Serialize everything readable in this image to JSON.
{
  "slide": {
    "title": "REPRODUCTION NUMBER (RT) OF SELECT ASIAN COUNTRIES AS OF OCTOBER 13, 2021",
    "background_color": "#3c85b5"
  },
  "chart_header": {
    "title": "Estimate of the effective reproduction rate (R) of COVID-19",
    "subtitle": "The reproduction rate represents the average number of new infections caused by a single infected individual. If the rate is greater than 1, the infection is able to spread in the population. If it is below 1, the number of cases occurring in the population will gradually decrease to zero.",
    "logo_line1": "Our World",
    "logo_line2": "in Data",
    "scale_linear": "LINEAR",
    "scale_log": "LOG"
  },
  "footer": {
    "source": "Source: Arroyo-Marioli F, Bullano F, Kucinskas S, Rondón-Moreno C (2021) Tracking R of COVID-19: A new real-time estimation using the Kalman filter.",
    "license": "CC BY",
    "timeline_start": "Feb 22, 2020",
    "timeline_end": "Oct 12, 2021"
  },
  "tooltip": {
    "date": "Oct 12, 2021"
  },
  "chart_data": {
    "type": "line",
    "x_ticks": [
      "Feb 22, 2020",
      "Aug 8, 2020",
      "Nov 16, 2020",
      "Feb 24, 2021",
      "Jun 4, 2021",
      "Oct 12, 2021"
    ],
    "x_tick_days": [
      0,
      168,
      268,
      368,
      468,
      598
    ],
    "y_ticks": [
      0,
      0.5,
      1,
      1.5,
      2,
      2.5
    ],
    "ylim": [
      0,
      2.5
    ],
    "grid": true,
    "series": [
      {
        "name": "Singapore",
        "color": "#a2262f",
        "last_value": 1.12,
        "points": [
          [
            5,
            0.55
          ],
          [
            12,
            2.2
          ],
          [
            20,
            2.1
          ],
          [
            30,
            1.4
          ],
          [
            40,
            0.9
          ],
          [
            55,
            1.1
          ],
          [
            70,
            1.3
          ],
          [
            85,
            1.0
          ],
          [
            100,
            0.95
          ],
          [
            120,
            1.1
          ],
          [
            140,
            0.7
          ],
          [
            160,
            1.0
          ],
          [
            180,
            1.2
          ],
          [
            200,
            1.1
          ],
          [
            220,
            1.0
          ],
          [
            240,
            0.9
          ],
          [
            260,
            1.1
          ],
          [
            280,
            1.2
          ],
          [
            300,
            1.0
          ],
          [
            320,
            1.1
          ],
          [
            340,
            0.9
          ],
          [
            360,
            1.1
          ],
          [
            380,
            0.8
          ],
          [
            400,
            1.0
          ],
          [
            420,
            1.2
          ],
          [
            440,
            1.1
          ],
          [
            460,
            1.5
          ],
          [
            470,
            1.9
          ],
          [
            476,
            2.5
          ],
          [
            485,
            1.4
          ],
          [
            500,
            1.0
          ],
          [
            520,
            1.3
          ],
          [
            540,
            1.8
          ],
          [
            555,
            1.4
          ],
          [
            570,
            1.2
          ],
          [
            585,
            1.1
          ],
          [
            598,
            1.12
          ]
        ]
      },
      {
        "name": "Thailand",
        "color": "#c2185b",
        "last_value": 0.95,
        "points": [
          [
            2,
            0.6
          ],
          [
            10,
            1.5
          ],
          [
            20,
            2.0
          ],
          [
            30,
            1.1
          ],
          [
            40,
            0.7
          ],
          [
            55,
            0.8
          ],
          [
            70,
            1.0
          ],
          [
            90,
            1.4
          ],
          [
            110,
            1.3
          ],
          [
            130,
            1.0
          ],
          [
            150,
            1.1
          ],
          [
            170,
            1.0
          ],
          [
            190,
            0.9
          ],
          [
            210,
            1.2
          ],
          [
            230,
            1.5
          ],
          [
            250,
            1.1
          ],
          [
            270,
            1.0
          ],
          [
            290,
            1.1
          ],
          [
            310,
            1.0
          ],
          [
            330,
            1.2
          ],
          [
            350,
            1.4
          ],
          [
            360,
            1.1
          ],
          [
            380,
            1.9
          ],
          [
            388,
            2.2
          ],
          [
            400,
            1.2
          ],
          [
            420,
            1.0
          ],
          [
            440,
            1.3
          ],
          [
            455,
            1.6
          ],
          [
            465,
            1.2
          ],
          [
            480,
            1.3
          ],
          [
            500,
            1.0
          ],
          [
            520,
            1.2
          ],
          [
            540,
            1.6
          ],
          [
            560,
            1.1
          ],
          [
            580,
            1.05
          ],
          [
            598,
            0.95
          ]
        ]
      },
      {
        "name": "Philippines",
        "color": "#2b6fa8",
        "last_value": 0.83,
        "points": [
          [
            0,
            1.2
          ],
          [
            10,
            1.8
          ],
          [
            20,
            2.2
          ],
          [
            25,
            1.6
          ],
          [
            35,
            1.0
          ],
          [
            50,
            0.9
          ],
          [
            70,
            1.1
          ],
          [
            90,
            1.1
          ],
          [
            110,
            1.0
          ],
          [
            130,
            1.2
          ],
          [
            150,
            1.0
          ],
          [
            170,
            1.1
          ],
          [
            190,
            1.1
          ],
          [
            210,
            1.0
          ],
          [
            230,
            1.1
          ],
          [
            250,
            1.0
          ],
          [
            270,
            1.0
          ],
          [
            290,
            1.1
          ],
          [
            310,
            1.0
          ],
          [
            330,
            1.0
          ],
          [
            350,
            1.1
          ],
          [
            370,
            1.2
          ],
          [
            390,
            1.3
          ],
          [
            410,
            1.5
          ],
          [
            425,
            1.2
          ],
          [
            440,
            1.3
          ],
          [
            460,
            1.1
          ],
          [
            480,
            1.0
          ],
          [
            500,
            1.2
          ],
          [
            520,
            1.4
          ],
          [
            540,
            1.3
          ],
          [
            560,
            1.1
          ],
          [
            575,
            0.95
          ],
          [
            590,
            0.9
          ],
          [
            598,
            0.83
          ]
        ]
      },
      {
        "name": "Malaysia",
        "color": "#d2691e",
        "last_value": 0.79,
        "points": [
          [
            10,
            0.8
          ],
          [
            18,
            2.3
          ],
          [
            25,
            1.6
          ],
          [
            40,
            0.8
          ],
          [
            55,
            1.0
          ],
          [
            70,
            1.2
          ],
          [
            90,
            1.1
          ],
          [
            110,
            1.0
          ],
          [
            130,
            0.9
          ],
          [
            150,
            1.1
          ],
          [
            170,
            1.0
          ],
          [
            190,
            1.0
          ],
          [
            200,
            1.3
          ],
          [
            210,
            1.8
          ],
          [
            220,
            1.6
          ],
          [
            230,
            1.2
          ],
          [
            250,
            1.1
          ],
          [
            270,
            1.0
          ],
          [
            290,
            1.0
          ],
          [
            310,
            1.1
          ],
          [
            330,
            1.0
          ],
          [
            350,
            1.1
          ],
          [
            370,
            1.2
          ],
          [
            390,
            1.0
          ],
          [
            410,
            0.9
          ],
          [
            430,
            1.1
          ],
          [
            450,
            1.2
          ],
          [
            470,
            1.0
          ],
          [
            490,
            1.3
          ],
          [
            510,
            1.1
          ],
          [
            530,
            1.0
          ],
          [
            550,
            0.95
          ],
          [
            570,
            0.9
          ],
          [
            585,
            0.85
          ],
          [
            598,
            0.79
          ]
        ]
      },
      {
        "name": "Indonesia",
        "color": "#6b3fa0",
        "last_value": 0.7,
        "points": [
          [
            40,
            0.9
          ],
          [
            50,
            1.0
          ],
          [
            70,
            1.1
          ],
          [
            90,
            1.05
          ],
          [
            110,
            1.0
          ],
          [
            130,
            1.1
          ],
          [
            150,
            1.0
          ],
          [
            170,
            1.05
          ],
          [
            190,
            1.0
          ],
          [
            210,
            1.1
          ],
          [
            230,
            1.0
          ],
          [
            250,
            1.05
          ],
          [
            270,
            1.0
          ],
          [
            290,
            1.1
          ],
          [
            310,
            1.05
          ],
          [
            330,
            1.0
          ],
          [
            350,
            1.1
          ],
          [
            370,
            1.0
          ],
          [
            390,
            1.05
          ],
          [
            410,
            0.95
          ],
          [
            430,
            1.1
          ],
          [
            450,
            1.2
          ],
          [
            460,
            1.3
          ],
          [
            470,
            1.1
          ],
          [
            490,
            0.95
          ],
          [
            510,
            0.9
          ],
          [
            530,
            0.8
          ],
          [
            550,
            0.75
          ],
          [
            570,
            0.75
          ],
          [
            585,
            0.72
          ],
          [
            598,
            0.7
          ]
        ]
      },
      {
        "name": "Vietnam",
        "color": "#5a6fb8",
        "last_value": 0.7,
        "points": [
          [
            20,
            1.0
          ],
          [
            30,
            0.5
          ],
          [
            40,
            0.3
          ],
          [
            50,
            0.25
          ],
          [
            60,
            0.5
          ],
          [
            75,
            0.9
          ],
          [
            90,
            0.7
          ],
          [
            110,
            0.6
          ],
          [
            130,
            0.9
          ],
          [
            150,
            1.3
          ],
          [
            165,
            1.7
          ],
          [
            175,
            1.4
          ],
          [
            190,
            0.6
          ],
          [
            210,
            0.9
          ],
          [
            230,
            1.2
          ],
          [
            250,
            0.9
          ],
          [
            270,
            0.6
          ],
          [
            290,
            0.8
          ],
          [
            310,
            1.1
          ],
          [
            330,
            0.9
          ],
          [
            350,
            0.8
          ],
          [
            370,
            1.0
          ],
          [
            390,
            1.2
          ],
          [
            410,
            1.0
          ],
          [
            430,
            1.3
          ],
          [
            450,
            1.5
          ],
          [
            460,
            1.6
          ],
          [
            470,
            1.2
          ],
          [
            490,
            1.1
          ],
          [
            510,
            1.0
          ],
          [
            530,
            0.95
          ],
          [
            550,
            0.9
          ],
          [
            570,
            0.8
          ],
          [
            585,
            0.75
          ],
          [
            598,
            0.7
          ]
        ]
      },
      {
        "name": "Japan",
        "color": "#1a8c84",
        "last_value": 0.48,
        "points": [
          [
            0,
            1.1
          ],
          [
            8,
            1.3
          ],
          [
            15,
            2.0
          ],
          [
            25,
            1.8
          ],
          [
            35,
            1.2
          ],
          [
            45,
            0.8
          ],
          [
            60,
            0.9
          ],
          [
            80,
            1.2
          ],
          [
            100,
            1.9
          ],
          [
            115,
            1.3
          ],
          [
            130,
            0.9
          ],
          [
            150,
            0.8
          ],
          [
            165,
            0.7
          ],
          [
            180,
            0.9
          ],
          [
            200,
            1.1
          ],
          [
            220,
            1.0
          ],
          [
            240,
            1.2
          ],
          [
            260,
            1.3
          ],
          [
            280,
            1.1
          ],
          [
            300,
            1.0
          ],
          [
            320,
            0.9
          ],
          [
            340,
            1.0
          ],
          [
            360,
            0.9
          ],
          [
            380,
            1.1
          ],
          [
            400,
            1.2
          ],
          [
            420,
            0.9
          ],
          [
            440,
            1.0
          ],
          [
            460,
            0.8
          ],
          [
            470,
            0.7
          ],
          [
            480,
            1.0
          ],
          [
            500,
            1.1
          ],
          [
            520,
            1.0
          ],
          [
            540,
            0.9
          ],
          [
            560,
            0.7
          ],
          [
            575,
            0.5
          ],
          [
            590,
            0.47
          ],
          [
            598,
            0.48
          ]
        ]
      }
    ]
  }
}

==============================

◆ **TASK GOAL**
Copy every line of the data that holds the string "name".

◆ **WRITTEN ANSWER**
        "name": "Singapore",
        "name": "Thailand",
        "name": "Philippines",
        "name": "Malaysia",
        "name": "Indonesia",
        "name": "Vietnam",
        "name": "Japan",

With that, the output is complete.